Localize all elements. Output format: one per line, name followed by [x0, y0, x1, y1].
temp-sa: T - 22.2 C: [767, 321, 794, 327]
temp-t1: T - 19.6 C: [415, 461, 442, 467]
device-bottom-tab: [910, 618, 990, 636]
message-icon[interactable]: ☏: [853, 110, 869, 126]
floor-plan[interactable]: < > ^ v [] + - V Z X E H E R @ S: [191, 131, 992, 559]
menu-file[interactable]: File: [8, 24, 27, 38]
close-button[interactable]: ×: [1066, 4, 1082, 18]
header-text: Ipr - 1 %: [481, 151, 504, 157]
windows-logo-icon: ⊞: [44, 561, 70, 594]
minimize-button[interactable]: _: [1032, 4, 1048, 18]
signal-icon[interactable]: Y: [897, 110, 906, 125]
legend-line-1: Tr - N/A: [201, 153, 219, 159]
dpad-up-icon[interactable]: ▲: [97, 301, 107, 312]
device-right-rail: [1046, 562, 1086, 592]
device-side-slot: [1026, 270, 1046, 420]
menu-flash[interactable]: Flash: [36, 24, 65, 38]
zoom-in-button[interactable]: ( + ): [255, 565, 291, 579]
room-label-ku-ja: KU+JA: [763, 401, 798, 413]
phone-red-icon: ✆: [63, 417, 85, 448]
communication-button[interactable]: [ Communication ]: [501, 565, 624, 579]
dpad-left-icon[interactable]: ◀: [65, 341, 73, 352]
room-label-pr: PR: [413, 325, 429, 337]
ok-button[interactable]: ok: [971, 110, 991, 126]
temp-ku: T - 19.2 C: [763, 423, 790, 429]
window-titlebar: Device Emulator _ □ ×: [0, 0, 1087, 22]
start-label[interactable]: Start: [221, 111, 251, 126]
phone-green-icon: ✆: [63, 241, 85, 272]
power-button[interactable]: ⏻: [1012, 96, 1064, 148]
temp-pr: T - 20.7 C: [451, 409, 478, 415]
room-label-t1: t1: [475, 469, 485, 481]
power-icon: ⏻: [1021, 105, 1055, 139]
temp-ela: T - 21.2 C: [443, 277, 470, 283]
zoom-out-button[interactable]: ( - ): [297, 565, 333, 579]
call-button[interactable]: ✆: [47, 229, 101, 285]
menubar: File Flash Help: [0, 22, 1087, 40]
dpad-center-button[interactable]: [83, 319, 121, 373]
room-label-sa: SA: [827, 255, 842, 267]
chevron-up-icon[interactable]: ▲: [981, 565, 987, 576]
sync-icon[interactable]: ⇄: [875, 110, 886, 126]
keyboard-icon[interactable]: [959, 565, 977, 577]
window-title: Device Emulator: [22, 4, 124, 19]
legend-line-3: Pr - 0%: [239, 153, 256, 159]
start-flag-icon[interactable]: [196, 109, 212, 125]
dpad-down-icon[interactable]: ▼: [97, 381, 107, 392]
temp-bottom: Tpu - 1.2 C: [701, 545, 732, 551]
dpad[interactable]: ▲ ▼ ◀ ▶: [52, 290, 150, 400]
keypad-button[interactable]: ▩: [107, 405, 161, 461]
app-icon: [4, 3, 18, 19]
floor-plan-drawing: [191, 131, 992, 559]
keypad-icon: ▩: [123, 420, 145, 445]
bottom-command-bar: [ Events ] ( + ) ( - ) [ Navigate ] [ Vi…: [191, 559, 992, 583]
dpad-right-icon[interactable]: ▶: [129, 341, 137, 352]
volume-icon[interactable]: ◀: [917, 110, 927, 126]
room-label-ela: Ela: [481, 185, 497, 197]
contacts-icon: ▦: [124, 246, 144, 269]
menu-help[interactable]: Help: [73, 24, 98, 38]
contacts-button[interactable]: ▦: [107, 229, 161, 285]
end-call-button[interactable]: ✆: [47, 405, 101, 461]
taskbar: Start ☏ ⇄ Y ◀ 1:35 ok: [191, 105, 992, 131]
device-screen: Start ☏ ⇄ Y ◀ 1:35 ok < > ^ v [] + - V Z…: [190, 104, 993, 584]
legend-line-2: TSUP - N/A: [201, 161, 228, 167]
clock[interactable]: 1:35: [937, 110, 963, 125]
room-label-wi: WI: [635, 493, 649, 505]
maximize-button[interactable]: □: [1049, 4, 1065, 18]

───

● **Directions**: Rewrite every line of the records above, renaming "Device Emulator" to "Phone Emulator" wherever it occurs and leaving everything else unchanged.

● **Problem solution**:
Localize all elements. Output format: one per line, name followed by [x0, y0, x1, y1].
temp-sa: T - 22.2 C: [767, 321, 794, 327]
temp-t1: T - 19.6 C: [415, 461, 442, 467]
device-bottom-tab: [910, 618, 990, 636]
message-icon[interactable]: ☏: [853, 110, 869, 126]
floor-plan[interactable]: < > ^ v [] + - V Z X E H E R @ S: [191, 131, 992, 559]
menu-file[interactable]: File: [8, 24, 27, 38]
close-button[interactable]: ×: [1066, 4, 1082, 18]
header-text: Ipr - 1 %: [481, 151, 504, 157]
windows-logo-icon: ⊞: [44, 561, 70, 594]
minimize-button[interactable]: _: [1032, 4, 1048, 18]
signal-icon[interactable]: Y: [897, 110, 906, 125]
legend-line-1: Tr - N/A: [201, 153, 219, 159]
dpad-up-icon[interactable]: ▲: [97, 301, 107, 312]
device-right-rail: [1046, 562, 1086, 592]
device-side-slot: [1026, 270, 1046, 420]
menu-flash[interactable]: Flash: [36, 24, 65, 38]
zoom-in-button[interactable]: ( + ): [255, 565, 291, 579]
room-label-ku-ja: KU+JA: [763, 401, 798, 413]
phone-red-icon: ✆: [63, 417, 85, 448]
communication-button[interactable]: [ Communication ]: [501, 565, 624, 579]
dpad-left-icon[interactable]: ◀: [65, 341, 73, 352]
room-label-pr: PR: [413, 325, 429, 337]
ok-button[interactable]: ok: [971, 110, 991, 126]
temp-ku: T - 19.2 C: [763, 423, 790, 429]
window-titlebar: Phone Emulator _ □ ×: [0, 0, 1087, 22]
start-label[interactable]: Start: [221, 111, 251, 126]
phone-green-icon: ✆: [63, 241, 85, 272]
power-button[interactable]: ⏻: [1012, 96, 1064, 148]
temp-pr: T - 20.7 C: [451, 409, 478, 415]
room-label-t1: t1: [475, 469, 485, 481]
power-icon: ⏻: [1021, 105, 1055, 139]
temp-ela: T - 21.2 C: [443, 277, 470, 283]
zoom-out-button[interactable]: ( - ): [297, 565, 333, 579]
call-button[interactable]: ✆: [47, 229, 101, 285]
menubar: File Flash Help: [0, 22, 1087, 40]
dpad-center-button[interactable]: [83, 319, 121, 373]
room-label-sa: SA: [827, 255, 842, 267]
chevron-up-icon[interactable]: ▲: [981, 565, 987, 576]
sync-icon[interactable]: ⇄: [875, 110, 886, 126]
keyboard-icon[interactable]: [959, 565, 977, 577]
window-title: Phone Emulator: [22, 4, 124, 19]
legend-line-3: Pr - 0%: [239, 153, 256, 159]
start-flag-icon[interactable]: [196, 109, 212, 125]
dpad-down-icon[interactable]: ▼: [97, 381, 107, 392]
temp-bottom: Tpu - 1.2 C: [701, 545, 732, 551]
dpad[interactable]: ▲ ▼ ◀ ▶: [52, 290, 150, 400]
keypad-button[interactable]: ▩: [107, 405, 161, 461]
app-icon: [4, 3, 18, 19]
floor-plan-drawing: [191, 131, 992, 559]
keypad-icon: ▩: [123, 420, 145, 445]
bottom-command-bar: [ Events ] ( + ) ( - ) [ Navigate ] [ Vi…: [191, 559, 992, 583]
dpad-right-icon[interactable]: ▶: [129, 341, 137, 352]
volume-icon[interactable]: ◀: [917, 110, 927, 126]
room-label-ela: Ela: [481, 185, 497, 197]
contacts-icon: ▦: [124, 246, 144, 269]
menu-help[interactable]: Help: [73, 24, 98, 38]
contacts-button[interactable]: ▦: [107, 229, 161, 285]
end-call-button[interactable]: ✆: [47, 405, 101, 461]
taskbar: Start ☏ ⇄ Y ◀ 1:35 ok: [191, 105, 992, 131]
device-screen: Start ☏ ⇄ Y ◀ 1:35 ok < > ^ v [] + - V Z…: [190, 104, 993, 584]
legend-line-2: TSUP - N/A: [201, 161, 228, 167]
clock[interactable]: 1:35: [937, 110, 963, 125]
room-label-wi: WI: [635, 493, 649, 505]
maximize-button[interactable]: □: [1049, 4, 1065, 18]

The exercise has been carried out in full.